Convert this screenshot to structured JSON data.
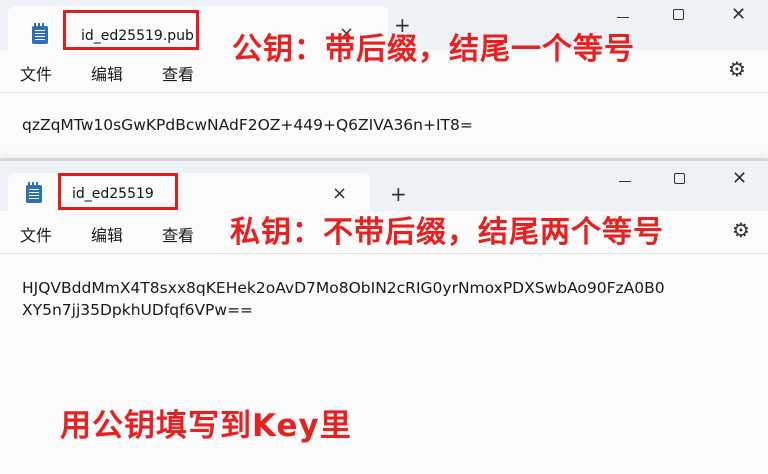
{
  "windows": [
    {
      "tab_title": "id_ed25519.pub",
      "menu": [
        "文件",
        "编辑",
        "查看"
      ],
      "content_lines": [
        "qzZqMTw10sGwKPdBcwNAdF2OZ+449+Q6ZIVA36n+IT8="
      ]
    },
    {
      "tab_title": "id_ed25519",
      "menu": [
        "文件",
        "编辑",
        "查看"
      ],
      "content_lines": [
        "HJQVBddMmX4T8sxx8qKEHek2oAvD7Mo8ObIN2cRIG0yrNmoxPDXSwbAo90FzA0B0",
        "XY5n7jj35DpkhUDfqf6VPw=="
      ]
    }
  ],
  "annotations": {
    "public_key": "公钥：带后缀，结尾一个等号",
    "private_key": "私钥：不带后缀，结尾两个等号",
    "instruction": "用公钥填写到Key里"
  },
  "icons": {
    "app": "notepad-icon",
    "close": "×",
    "new_tab": "+",
    "window_close": "✕",
    "gear": "⚙"
  },
  "colors": {
    "annotation": "#e82020",
    "highlight_box": "#e31b1b",
    "titlebar": "#eef2f7"
  }
}
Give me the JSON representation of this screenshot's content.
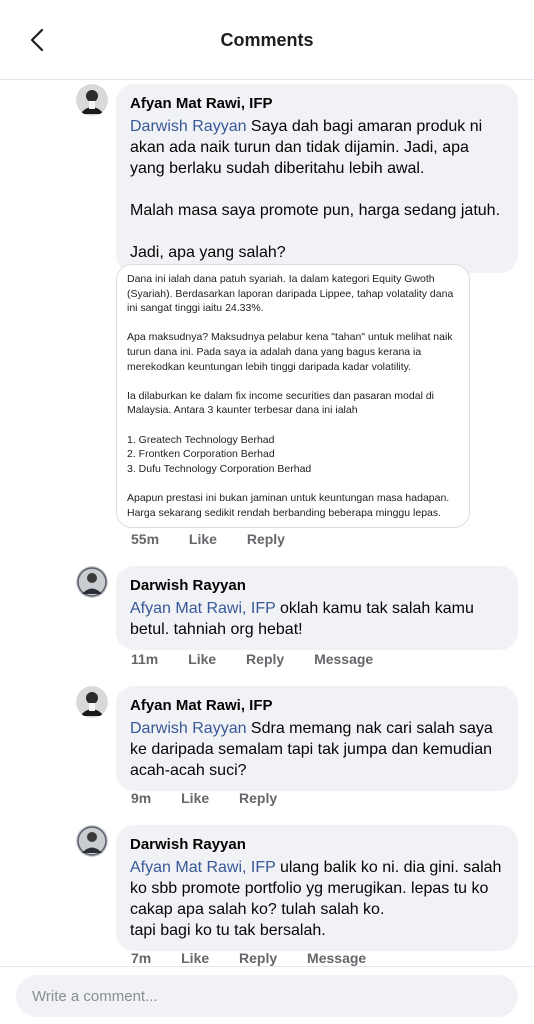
·····
**INSTRUCTIONS FOR THE TASK**
Write every record out again exactly; no pictures belong in the copy.

**THE COMPLETED TASK**
Convert this screenshot to structured JSON data.
{
  "windows": [
    {
      "tab_title": "id_ed25519.pub",
      "menu": [
        "文件",
        "编辑",
        "查看"
      ],
      "content_lines": [
        "qzZqMTw10sGwKPdBcwNAdF2OZ+449+Q6ZIVA36n+IT8="
      ]
    },
    {
      "tab_title": "id_ed25519",
      "menu": [
        "文件",
        "编辑",
        "查看"
      ],
      "content_lines": [
        "HJQVBddMmX4T8sxx8qKEHek2oAvD7Mo8ObIN2cRIG0yrNmoxPDXSwbAo90FzA0B0",
        "XY5n7jj35DpkhUDfqf6VPw=="
      ]
    }
  ],
  "annotations": {
    "public_key": "公钥：带后缀，结尾一个等号",
    "private_key": "私钥：不带后缀，结尾两个等号",
    "instruction": "用公钥填写到Key里"
  },
  "icons": {
    "app": "notepad-icon",
    "close": "×",
    "new_tab": "+",
    "window_close": "✕",
    "gear": "⚙"
  },
  "colors": {
    "annotation": "#e82020",
    "highlight_box": "#e31b1b",
    "titlebar": "#eef2f7"
  }
}
Give me the JSON representation of this screenshot's content.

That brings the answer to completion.